[Short task] What follows is a set of entries. Repeat them exactly, but not their pictures.

[Exercise inputs]
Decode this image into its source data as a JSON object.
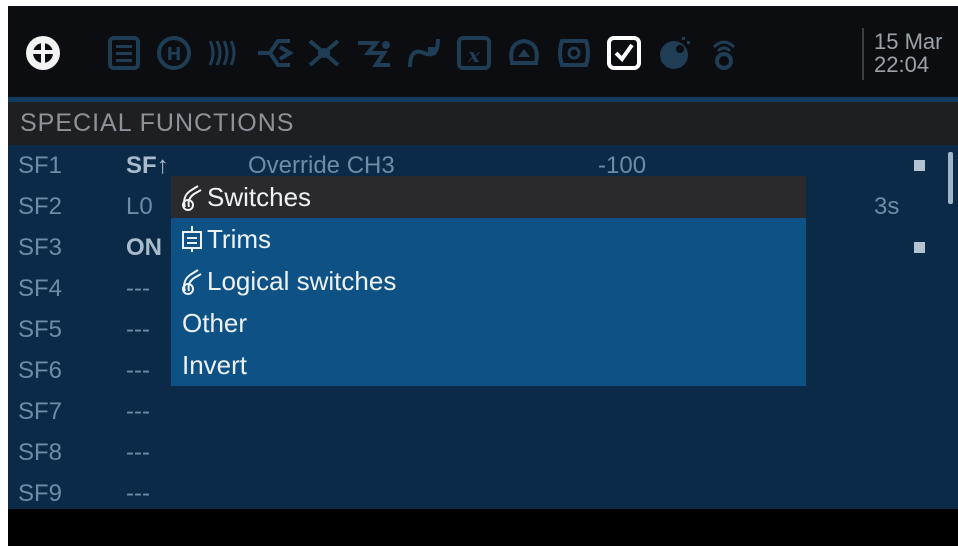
{
  "header": {
    "title": "SPECIAL FUNCTIONS"
  },
  "toolbar": {
    "icons": [
      "radio-menu-icon",
      "model-list-icon",
      "heli-icon",
      "flight-modes-icon",
      "inputs-icon",
      "mixes-icon",
      "outputs-icon",
      "curves-icon",
      "logical-switches-icon",
      "special-functions-icon",
      "telemetry-icon",
      "checklist-icon",
      "timer-icon",
      "wireless-icon"
    ],
    "date": "15 Mar",
    "time": "22:04"
  },
  "list": {
    "rows": [
      {
        "id": "SF1",
        "switch": "SF↑",
        "function": "Override CH3",
        "value": "-100",
        "repeat": "",
        "enabled": true
      },
      {
        "id": "SF2",
        "switch": "L0",
        "function": "",
        "value": "",
        "repeat": "3s",
        "enabled": false
      },
      {
        "id": "SF3",
        "switch": "ON",
        "function": "",
        "value": "",
        "repeat": "",
        "enabled": true
      },
      {
        "id": "SF4",
        "switch": "---",
        "function": "",
        "value": "",
        "repeat": "",
        "enabled": false
      },
      {
        "id": "SF5",
        "switch": "---",
        "function": "",
        "value": "",
        "repeat": "",
        "enabled": false
      },
      {
        "id": "SF6",
        "switch": "---",
        "function": "",
        "value": "",
        "repeat": "",
        "enabled": false
      },
      {
        "id": "SF7",
        "switch": "---",
        "function": "",
        "value": "",
        "repeat": "",
        "enabled": false
      },
      {
        "id": "SF8",
        "switch": "---",
        "function": "",
        "value": "",
        "repeat": "",
        "enabled": false
      },
      {
        "id": "SF9",
        "switch": "---",
        "function": "",
        "value": "",
        "repeat": "",
        "enabled": false
      }
    ]
  },
  "popup": {
    "items": [
      {
        "label": "Switches",
        "icon": "switch-icon",
        "selected": true
      },
      {
        "label": "Trims",
        "icon": "trim-icon",
        "selected": false
      },
      {
        "label": "Logical switches",
        "icon": "switch-icon",
        "selected": false
      },
      {
        "label": "Other",
        "icon": "",
        "selected": false
      },
      {
        "label": "Invert",
        "icon": "",
        "selected": false
      }
    ]
  },
  "colors": {
    "list_bg": "#0a2a48",
    "popup_bg": "#0d5185",
    "popup_selected": "#2a2a2c",
    "icon_inactive": "#1f3d55",
    "icon_active": "#ffffff"
  }
}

[Final result]
Decode this image into its source data as a JSON object.
{
  "header": {
    "title": "SPECIAL FUNCTIONS"
  },
  "toolbar": {
    "icons": [
      "radio-menu-icon",
      "model-list-icon",
      "heli-icon",
      "flight-modes-icon",
      "inputs-icon",
      "mixes-icon",
      "outputs-icon",
      "curves-icon",
      "logical-switches-icon",
      "special-functions-icon",
      "telemetry-icon",
      "checklist-icon",
      "timer-icon",
      "wireless-icon"
    ],
    "date": "15 Mar",
    "time": "22:04"
  },
  "list": {
    "rows": [
      {
        "id": "SF1",
        "switch": "SF↑",
        "function": "Override CH3",
        "value": "-100",
        "repeat": "",
        "enabled": true
      },
      {
        "id": "SF2",
        "switch": "L0",
        "function": "",
        "value": "",
        "repeat": "3s",
        "enabled": false
      },
      {
        "id": "SF3",
        "switch": "ON",
        "function": "",
        "value": "",
        "repeat": "",
        "enabled": true
      },
      {
        "id": "SF4",
        "switch": "---",
        "function": "",
        "value": "",
        "repeat": "",
        "enabled": false
      },
      {
        "id": "SF5",
        "switch": "---",
        "function": "",
        "value": "",
        "repeat": "",
        "enabled": false
      },
      {
        "id": "SF6",
        "switch": "---",
        "function": "",
        "value": "",
        "repeat": "",
        "enabled": false
      },
      {
        "id": "SF7",
        "switch": "---",
        "function": "",
        "value": "",
        "repeat": "",
        "enabled": false
      },
      {
        "id": "SF8",
        "switch": "---",
        "function": "",
        "value": "",
        "repeat": "",
        "enabled": false
      },
      {
        "id": "SF9",
        "switch": "---",
        "function": "",
        "value": "",
        "repeat": "",
        "enabled": false
      }
    ]
  },
  "popup": {
    "items": [
      {
        "label": "Switches",
        "icon": "switch-icon",
        "selected": true
      },
      {
        "label": "Trims",
        "icon": "trim-icon",
        "selected": false
      },
      {
        "label": "Logical switches",
        "icon": "switch-icon",
        "selected": false
      },
      {
        "label": "Other",
        "icon": "",
        "selected": false
      },
      {
        "label": "Invert",
        "icon": "",
        "selected": false
      }
    ]
  },
  "colors": {
    "list_bg": "#0a2a48",
    "popup_bg": "#0d5185",
    "popup_selected": "#2a2a2c",
    "icon_inactive": "#1f3d55",
    "icon_active": "#ffffff"
  }
}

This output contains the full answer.